▶ _Set exercise_:
Repeat the full listing, word for word.

* Start Working data *

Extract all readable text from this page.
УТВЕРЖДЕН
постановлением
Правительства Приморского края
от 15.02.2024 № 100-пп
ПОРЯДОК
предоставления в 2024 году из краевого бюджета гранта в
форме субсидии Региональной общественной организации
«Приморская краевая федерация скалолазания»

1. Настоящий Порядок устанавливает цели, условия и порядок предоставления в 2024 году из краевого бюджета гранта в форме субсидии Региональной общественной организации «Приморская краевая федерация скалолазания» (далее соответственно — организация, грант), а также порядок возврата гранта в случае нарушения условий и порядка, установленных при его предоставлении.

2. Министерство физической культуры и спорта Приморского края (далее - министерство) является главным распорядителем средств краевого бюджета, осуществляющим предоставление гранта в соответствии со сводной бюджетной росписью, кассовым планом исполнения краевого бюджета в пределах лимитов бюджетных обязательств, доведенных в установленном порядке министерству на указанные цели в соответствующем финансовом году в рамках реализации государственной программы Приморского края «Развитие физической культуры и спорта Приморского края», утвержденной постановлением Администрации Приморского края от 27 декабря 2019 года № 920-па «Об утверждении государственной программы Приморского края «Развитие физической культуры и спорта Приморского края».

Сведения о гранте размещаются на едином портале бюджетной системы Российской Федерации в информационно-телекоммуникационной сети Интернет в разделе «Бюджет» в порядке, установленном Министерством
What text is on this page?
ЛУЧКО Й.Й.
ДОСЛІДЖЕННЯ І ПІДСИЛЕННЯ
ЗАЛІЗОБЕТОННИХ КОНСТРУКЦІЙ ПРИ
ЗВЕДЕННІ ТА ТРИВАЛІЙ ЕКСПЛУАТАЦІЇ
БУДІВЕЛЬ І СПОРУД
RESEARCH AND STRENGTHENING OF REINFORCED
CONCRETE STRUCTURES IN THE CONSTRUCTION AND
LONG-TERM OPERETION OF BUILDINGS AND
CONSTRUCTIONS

* End Working data *

▶ _Task solution_:
Extract all readable text from this page.
УТВЕРЖДЕН
постановлением
Правительства Приморского края
от 15.02.2024 № 100-пп
ПОРЯДОК
предоставления в 2024 году из краевого бюджета гранта в
форме субсидии Региональной общественной организации
«Приморская краевая федерация скалолазания»

1. Настоящий Порядок устанавливает цели, условия и порядок предоставления в 2024 году из краевого бюджета гранта в форме субсидии Региональной общественной организации «Приморская краевая федерация скалолазания» (далее соответственно — организация, грант), а также порядок возврата гранта в случае нарушения условий и порядка, установленных при его предоставлении.

2. Министерство физической культуры и спорта Приморского края (далее - министерство) является главным распорядителем средств краевого бюджета, осуществляющим предоставление гранта в соответствии со сводной бюджетной росписью, кассовым планом исполнения краевого бюджета в пределах лимитов бюджетных обязательств, доведенных в установленном порядке министерству на указанные цели в соответствующем финансовом году в рамках реализации государственной программы Приморского края «Развитие физической культуры и спорта Приморского края», утвержденной постановлением Администрации Приморского края от 27 декабря 2019 года № 920-па «Об утверждении государственной программы Приморского края «Развитие физической культуры и спорта Приморского края».

Сведения о гранте размещаются на едином портале бюджетной системы Российской Федерации в информационно-телекоммуникационной сети Интернет в разделе «Бюджет» в порядке, установленном Министерством
What text is on this page?
ЛУЧКО Й.Й.
ДОСЛІДЖЕННЯ І ПІДСИЛЕННЯ
ЗАЛІЗОБЕТОННИХ КОНСТРУКЦІЙ ПРИ
ЗВЕДЕННІ ТА ТРИВАЛІЙ ЕКСПЛУАТАЦІЇ
БУДІВЕЛЬ І СПОРУД
RESEARCH AND STRENGTHENING OF REINFORCED
CONCRETE STRUCTURES IN THE CONSTRUCTION AND
LONG-TERM OPERETION OF BUILDINGS AND
CONSTRUCTIONS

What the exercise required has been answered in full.